- [CHALLENGE]:
Transcribe the passage on radio station KVUT word for word, starting with "The construction permit was" and going on through "Of the City.".

- [DOCUMENT SECTION]:
KVUT (99.7 FM) is a terrestrial American radio station, broadcasting programming from National Public Radio (NPR) along with local news, weather, and community information.  During evenings and overnight, KVUT airs jazz music via PubJazz.  Licensed to Cuney, Texas, United States, the station is owned by The University of Texas at Tyler.

The station began broadcasting in "soft launch" mode - testing programming - on May 13, 2021, with a public event to celebrate the station pending in the Fall of 2021. 
During this "soft launch", the station carried news programs from NPR and APM such as Morning Edition, All Things Considered, Here and Now, and Marketplace in the day and jazz music from the UT Tyler Jazz Ensemble at night.
KVUT officially launched September 14, 2021.  Local programming consists of news and public affairs, with more local content to be added over time.

History
KVUT was initially proposed by New Wavo Communications Group, owners of co-channel KVST in Huntsville, Texas, through a short form application filed with the Federal Communications Commission and granted on November 6, 2015. The facility's transmission site was proposed to be constructed near the small town of Cuney, giving the community its first licensed aural service.

The construction permit was granted the call sign KSOC on October 18, 2017. The proposed facility was permitted to operate, once licensed, at an ERP of 100 watts, from an elevation of -9.8 meters height above average terrain. New Wavo Communications Group sold the construction permit for the facility to North Texas Radio Group, L.P. on August 14, 2017. The facility callsign was changed to KOEE on September 18, 2018, inheriting the set from its sister station in Tipton, Oklahoma, which in turn, became KSOC. The KSOC callsign was long utilized by Urban One Adult Contemporary station KZMJ in the Metroplex, as "K-Soul 94.5". The callsign historically stands for Soul Of the City.

KOEE signed on the air on October 10, 2018, and received an initial License to Cover from the Federal Communications Commission on October 22, 2018.

The station changed its call sign to KVUT on December 19, 2019.

- [RECORDS]:
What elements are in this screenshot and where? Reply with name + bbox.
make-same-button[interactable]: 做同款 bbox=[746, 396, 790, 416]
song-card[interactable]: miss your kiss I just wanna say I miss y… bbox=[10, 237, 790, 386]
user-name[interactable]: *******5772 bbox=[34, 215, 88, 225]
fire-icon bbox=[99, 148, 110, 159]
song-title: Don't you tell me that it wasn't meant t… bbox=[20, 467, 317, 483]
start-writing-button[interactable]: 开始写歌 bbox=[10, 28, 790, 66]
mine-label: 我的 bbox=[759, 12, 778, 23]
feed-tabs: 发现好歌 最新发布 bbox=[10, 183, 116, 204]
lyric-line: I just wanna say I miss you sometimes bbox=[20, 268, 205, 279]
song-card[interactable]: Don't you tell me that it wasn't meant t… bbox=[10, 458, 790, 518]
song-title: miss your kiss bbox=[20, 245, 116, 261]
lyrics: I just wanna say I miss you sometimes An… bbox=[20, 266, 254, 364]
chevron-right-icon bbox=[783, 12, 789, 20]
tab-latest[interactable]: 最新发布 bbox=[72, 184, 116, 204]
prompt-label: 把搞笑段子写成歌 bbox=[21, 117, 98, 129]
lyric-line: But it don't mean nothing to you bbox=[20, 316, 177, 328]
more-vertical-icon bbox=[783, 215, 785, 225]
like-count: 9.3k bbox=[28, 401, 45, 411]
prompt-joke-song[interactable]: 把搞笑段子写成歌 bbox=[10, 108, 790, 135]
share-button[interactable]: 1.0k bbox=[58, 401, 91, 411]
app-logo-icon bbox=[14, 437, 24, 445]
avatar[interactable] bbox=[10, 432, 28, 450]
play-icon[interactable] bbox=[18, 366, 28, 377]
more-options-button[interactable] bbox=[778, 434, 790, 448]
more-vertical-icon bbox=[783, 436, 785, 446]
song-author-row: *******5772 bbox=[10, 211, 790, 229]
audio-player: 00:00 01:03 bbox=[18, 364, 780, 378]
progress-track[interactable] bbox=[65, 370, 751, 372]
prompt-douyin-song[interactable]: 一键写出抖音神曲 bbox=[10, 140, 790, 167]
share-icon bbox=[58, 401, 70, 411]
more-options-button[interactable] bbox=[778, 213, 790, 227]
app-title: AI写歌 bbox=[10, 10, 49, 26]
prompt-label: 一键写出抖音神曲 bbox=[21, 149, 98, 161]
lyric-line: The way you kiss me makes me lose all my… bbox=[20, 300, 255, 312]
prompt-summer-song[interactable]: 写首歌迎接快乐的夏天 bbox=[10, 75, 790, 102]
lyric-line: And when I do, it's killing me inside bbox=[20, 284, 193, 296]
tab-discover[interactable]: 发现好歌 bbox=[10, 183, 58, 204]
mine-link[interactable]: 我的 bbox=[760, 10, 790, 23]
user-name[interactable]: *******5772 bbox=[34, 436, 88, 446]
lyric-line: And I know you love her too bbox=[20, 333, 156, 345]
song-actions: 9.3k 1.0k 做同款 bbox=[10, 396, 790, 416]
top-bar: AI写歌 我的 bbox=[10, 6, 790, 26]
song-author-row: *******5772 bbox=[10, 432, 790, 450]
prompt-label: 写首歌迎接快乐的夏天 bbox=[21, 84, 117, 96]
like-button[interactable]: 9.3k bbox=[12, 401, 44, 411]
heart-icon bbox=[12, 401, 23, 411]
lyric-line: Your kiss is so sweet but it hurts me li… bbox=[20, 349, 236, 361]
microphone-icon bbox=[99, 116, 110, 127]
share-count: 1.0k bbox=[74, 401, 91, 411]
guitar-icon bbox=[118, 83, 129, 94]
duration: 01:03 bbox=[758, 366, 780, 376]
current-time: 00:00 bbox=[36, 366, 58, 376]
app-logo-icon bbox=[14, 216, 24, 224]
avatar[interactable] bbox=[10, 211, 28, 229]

- [REPLY TO THE TASK]:
The construction permit was granted the call sign KSOC on October 18, 2017. The proposed facility was permitted to operate, once licensed, at an ERP of 100 watts, from an elevation of -9.8 meters height above average terrain. New Wavo Communications Group sold the construction permit for the facility to North Texas Radio Group, L.P. on August 14, 2017. The facility callsign was changed to KOEE on September 18, 2018, inheriting the set from its sister station in Tipton, Oklahoma, which in turn, became KSOC. The KSOC callsign was long utilized by Urban One Adult Contemporary station KZMJ in the Metroplex, as "K-Soul 94.5". The callsign historically stands for Soul Of the City.